A decisão do Supremo Tribunal Federal (STF), que jugou a inconstitucionalidade da incidência do ICMS na base de cálculo do PIS (Programa de Integração Social) e da Cofins (Contribuição para o Financiamento da Seguridade Social), em março deste ano, abriu precedente para que prestadores de serviços também questionarem, via Judiciário, a permanência do ISSQN (Imposto sobre Qualquer Natureza) no pagamento das duas contribuições.

Segundo a advogada especialista em Direito Tributário, Dra. Cintia Rolino Leitão, do escritório Ogusuku&Bley, de Sorocaba (SP), já existem casos julgados, em algumas regiões do país, em que a Justiça se posicionou favoravelmente às ações de empresários, autorizando a exclusão do tributo municipal da base de cálculo do PIS e da Cofins.

Dra. Cintia explica que as ações contra a Receita Federal têm alcançado pareceres positivos, porque o ISSQN, assim como o ICMS, não se configura, perante a lei, como faturamento ou receita do contribuinte, mas é designado como recurso transitório, porque deve ser repassado aos cofres públicos municipais. “O julgamento em questão se torna um precedente favorável para os contribuintes prestadores de serviços e possibilita, ainda, a discussão que visa a devolução dos valores recolhidos indevidamente nos últimos cinco anos”, analisa a tributarista.

◆ **Dados extraídos**:
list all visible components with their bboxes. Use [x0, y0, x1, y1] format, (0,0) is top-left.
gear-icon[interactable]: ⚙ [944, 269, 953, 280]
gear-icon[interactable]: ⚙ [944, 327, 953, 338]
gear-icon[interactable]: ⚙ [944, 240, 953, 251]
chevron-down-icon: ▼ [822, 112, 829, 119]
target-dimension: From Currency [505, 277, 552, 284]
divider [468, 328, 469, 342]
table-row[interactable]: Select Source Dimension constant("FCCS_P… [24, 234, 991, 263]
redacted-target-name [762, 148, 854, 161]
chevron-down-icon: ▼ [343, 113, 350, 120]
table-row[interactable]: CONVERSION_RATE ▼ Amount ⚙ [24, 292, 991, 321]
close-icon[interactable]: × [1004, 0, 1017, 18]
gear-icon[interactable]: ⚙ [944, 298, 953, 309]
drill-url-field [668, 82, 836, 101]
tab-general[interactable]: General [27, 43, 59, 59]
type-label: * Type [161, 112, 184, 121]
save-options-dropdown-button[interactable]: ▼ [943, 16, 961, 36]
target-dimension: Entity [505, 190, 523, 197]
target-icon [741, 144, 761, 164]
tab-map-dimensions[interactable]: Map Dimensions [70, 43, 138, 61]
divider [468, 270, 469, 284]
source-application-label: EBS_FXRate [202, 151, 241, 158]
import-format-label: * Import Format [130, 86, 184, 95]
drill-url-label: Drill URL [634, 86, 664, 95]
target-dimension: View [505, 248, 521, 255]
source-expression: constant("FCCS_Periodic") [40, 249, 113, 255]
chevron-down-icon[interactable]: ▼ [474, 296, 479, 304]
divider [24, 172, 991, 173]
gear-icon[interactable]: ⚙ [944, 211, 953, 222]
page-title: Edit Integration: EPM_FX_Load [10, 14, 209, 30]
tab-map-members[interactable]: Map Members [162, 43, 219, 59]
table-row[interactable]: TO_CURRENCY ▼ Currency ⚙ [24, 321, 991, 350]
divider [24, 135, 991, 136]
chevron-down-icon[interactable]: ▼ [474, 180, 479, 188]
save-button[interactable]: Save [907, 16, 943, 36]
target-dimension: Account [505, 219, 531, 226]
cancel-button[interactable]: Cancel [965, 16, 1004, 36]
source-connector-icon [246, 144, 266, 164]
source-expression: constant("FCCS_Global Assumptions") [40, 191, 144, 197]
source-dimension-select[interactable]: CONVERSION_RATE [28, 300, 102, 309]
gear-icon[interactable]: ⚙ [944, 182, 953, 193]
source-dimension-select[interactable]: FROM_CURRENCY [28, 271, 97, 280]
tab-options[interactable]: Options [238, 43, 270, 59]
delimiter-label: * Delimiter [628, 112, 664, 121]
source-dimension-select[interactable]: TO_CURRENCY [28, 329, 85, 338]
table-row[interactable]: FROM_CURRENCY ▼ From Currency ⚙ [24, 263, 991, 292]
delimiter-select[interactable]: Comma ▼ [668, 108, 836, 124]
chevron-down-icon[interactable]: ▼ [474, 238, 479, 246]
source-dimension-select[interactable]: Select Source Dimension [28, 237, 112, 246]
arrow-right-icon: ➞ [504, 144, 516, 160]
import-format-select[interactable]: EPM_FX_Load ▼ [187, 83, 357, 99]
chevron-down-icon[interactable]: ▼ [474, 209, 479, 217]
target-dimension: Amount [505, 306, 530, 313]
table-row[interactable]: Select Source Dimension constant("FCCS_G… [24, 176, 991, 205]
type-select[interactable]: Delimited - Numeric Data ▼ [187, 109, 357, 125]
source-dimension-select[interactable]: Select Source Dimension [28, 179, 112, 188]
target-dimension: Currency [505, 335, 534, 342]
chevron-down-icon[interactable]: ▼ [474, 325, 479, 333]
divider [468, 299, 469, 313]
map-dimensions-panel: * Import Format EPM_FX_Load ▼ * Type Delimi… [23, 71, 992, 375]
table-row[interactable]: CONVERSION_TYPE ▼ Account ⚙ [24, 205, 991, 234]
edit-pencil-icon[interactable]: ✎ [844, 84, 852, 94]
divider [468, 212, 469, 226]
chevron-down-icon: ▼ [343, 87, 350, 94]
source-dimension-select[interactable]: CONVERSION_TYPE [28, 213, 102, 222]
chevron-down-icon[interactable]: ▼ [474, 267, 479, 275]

◆ **O que fazer**:
A - De acordo com o trecho sobre o ISSQN, em que escritório trabalha a advogada Cintia Rolino Leitão?
B - Dê sequência ao trecho sobre o ISSQN, começando logo após a última frase.

◆ **Respostas por tarefa**:
A - No escritório Ogusuku&Bley, de Sorocaba (SP).

B -
A exclusão do ISSQN da base de cálculo do PIS e da Cofins é uma questão amplamente discutida, já que as organizações, na prática, pagam duas vezes ao município, uma vez que também são cobradas pelo Imposto sobre Serviços (ISSQN). Para a advogada do escritório Ogusuku&Bley, é preciso agilidade no sentido de garantir o direito ao indébito tributário. “Caso o empresário sinta-se prejudicado com a tributação, ele poderá procurar seus direitos na Justiça. A cada mês que o contribuinte demorar para ajuizar a ação, no entanto, será um recolhimento prescrito para a restituição”, pontua Dra. Cintia.